EXERCISE DESCRIPTION:
Print the full listing exactly.

* * * * *

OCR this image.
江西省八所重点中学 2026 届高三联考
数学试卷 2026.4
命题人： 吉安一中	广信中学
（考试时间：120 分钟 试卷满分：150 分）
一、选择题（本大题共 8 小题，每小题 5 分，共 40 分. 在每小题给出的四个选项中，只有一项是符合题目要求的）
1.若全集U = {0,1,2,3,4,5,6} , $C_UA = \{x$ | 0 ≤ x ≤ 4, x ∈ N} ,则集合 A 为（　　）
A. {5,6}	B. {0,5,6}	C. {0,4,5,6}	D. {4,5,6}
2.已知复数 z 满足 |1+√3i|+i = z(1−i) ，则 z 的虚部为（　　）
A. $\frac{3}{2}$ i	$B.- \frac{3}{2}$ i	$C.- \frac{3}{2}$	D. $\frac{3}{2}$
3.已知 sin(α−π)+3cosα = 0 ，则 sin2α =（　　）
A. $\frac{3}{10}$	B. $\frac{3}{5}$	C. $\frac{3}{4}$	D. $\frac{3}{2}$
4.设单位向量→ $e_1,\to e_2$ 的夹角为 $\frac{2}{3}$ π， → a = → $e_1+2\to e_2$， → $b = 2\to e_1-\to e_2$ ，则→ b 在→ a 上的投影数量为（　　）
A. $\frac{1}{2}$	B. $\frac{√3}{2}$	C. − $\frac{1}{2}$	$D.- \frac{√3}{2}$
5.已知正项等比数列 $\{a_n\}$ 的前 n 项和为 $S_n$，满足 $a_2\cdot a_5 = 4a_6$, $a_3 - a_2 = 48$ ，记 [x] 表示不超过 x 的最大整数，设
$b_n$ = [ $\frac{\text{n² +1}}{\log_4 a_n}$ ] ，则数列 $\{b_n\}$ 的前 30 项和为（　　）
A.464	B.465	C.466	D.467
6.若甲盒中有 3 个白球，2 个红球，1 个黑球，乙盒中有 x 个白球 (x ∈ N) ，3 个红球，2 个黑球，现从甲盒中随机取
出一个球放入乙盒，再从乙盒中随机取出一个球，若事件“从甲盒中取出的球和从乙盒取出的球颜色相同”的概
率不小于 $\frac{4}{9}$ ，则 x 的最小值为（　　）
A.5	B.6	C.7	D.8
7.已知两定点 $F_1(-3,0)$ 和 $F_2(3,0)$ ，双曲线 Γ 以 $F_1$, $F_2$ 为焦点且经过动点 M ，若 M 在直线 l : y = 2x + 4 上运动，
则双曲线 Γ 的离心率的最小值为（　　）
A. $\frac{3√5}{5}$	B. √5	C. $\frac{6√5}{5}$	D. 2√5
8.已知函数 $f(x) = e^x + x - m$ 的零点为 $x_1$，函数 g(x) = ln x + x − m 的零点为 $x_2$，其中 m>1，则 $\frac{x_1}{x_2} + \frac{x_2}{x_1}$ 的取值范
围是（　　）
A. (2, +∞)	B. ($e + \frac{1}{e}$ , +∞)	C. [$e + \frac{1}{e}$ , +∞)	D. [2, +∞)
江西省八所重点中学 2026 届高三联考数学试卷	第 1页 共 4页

* * * * *

FULL ANSWER:
OCR this image.
江西省八所重点中学 2026 届高三联考
数学试卷 2026.4
命题人： 吉安一中	广信中学
（考试时间：120 分钟 试卷满分：150 分）
一、选择题（本大题共 8 小题，每小题 5 分，共 40 分. 在每小题给出的四个选项中，只有一项是符合题目要求的）
1.若全集U = {0,1,2,3,4,5,6} , $C_UA = \{x$ | 0 ≤ x ≤ 4, x ∈ N} ,则集合 A 为（　　）
A. {5,6}	B. {0,5,6}	C. {0,4,5,6}	D. {4,5,6}
2.已知复数 z 满足 |1+√3i|+i = z(1−i) ，则 z 的虚部为（　　）
A. $\frac{3}{2}$ i	$B.- \frac{3}{2}$ i	$C.- \frac{3}{2}$	D. $\frac{3}{2}$
3.已知 sin(α−π)+3cosα = 0 ，则 sin2α =（　　）
A. $\frac{3}{10}$	B. $\frac{3}{5}$	C. $\frac{3}{4}$	D. $\frac{3}{2}$
4.设单位向量→ $e_1,\to e_2$ 的夹角为 $\frac{2}{3}$ π， → a = → $e_1+2\to e_2$， → $b = 2\to e_1-\to e_2$ ，则→ b 在→ a 上的投影数量为（　　）
A. $\frac{1}{2}$	B. $\frac{√3}{2}$	C. − $\frac{1}{2}$	$D.- \frac{√3}{2}$
5.已知正项等比数列 $\{a_n\}$ 的前 n 项和为 $S_n$，满足 $a_2\cdot a_5 = 4a_6$, $a_3 - a_2 = 48$ ，记 [x] 表示不超过 x 的最大整数，设
$b_n$ = [ $\frac{\text{n² +1}}{\log_4 a_n}$ ] ，则数列 $\{b_n\}$ 的前 30 项和为（　　）
A.464	B.465	C.466	D.467
6.若甲盒中有 3 个白球，2 个红球，1 个黑球，乙盒中有 x 个白球 (x ∈ N) ，3 个红球，2 个黑球，现从甲盒中随机取
出一个球放入乙盒，再从乙盒中随机取出一个球，若事件“从甲盒中取出的球和从乙盒取出的球颜色相同”的概
率不小于 $\frac{4}{9}$ ，则 x 的最小值为（　　）
A.5	B.6	C.7	D.8
7.已知两定点 $F_1(-3,0)$ 和 $F_2(3,0)$ ，双曲线 Γ 以 $F_1$, $F_2$ 为焦点且经过动点 M ，若 M 在直线 l : y = 2x + 4 上运动，
则双曲线 Γ 的离心率的最小值为（　　）
A. $\frac{3√5}{5}$	B. √5	C. $\frac{6√5}{5}$	D. 2√5
8.已知函数 $f(x) = e^x + x - m$ 的零点为 $x_1$，函数 g(x) = ln x + x − m 的零点为 $x_2$，其中 m>1，则 $\frac{x_1}{x_2} + \frac{x_2}{x_1}$ 的取值范
围是（　　）
A. (2, +∞)	B. ($e + \frac{1}{e}$ , +∞)	C. [$e + \frac{1}{e}$ , +∞)	D. [2, +∞)
江西省八所重点中学 2026 届高三联考数学试卷	第 1页 共 4页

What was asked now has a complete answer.